● Aim: Return the lines below that carry the word "Output".

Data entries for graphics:
--- start ---

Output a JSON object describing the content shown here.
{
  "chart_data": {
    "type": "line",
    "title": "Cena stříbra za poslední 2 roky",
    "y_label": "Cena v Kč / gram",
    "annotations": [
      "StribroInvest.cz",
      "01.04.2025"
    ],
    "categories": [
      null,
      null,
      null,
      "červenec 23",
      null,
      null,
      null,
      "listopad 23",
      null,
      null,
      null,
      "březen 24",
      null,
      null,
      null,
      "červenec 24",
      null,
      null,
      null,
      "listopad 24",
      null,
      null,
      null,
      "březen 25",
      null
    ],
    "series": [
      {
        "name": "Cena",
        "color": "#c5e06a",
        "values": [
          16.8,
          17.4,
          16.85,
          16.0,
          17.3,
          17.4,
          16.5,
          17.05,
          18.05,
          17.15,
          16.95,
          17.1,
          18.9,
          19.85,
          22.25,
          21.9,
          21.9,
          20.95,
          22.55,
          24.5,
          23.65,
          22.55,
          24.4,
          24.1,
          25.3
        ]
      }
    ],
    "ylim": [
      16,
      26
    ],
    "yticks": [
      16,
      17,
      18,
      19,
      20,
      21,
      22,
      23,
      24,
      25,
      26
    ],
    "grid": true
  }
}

--- end ---
--- start ---

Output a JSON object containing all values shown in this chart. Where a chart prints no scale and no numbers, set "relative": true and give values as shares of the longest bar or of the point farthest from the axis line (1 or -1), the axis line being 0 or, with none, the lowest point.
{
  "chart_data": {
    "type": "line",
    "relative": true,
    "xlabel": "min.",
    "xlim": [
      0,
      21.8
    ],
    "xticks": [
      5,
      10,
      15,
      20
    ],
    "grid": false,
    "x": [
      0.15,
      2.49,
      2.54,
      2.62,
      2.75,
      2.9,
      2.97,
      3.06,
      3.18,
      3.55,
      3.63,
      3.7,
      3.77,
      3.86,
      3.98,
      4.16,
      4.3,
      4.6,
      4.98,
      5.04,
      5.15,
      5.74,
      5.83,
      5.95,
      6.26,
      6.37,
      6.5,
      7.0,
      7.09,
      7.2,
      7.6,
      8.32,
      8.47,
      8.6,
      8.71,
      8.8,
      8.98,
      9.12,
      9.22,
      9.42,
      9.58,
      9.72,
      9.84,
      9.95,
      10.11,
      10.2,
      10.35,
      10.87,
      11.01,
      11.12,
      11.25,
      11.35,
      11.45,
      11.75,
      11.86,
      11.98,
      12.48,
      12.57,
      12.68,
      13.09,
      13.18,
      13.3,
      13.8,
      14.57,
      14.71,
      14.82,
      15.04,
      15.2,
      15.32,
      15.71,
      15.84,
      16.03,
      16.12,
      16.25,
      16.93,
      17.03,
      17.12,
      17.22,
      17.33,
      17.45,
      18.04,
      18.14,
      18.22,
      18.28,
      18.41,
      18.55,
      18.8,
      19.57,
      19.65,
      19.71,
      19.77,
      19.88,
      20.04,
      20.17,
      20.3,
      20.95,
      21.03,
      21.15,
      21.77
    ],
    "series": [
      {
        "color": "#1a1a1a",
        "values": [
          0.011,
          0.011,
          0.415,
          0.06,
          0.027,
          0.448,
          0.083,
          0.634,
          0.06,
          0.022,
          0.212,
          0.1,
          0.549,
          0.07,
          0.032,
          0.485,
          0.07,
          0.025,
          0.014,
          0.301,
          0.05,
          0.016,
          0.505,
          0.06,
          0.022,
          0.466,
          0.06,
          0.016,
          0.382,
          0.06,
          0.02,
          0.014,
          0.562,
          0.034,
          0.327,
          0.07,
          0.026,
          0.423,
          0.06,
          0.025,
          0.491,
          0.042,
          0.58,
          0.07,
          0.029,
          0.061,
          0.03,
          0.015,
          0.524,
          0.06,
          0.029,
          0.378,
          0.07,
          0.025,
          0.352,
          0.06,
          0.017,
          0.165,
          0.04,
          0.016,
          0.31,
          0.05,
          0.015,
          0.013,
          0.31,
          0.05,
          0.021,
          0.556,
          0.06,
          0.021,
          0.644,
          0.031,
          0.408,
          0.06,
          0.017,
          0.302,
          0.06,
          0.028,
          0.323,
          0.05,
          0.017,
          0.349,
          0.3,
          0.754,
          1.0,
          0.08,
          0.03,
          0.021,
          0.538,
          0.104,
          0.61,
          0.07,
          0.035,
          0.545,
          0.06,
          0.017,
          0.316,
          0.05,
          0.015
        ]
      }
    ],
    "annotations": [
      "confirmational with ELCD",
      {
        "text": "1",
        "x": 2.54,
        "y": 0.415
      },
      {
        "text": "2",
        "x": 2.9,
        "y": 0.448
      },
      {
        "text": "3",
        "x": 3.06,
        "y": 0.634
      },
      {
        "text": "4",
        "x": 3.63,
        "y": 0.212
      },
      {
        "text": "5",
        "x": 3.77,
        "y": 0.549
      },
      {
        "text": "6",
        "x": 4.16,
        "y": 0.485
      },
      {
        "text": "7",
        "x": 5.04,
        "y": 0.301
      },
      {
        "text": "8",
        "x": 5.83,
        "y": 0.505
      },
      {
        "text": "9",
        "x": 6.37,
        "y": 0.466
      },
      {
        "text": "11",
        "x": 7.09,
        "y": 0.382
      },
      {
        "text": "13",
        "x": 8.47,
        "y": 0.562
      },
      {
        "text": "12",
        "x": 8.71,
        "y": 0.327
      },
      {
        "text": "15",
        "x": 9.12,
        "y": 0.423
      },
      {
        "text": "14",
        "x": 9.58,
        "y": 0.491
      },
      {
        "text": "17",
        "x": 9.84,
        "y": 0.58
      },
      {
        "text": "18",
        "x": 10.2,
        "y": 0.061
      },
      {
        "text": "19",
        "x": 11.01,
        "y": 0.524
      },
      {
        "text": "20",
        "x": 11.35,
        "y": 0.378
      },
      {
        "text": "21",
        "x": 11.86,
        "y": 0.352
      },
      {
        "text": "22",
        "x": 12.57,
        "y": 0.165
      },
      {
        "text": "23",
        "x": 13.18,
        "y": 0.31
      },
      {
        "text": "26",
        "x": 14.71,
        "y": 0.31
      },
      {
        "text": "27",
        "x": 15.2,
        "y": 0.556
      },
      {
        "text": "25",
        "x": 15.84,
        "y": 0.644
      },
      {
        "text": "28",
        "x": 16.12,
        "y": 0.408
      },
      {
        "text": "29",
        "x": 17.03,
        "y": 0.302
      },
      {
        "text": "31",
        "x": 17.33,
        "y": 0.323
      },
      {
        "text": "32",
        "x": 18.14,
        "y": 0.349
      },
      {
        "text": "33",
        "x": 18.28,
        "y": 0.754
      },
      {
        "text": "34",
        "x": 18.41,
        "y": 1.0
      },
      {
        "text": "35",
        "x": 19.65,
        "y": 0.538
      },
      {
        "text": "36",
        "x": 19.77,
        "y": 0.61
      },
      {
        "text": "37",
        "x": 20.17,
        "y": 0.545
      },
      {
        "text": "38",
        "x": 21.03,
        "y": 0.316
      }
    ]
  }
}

--- end ---

● Reply:
Output a JSON object describing the content shown here.
Output a JSON object containing all values shown in this chart. Where a chart prints no scale and no numbers, set "relative": true and give values as shares of the longest bar or of the point farthest from the axis line (1 or -1), the axis line being 0 or, with none, the lowest point.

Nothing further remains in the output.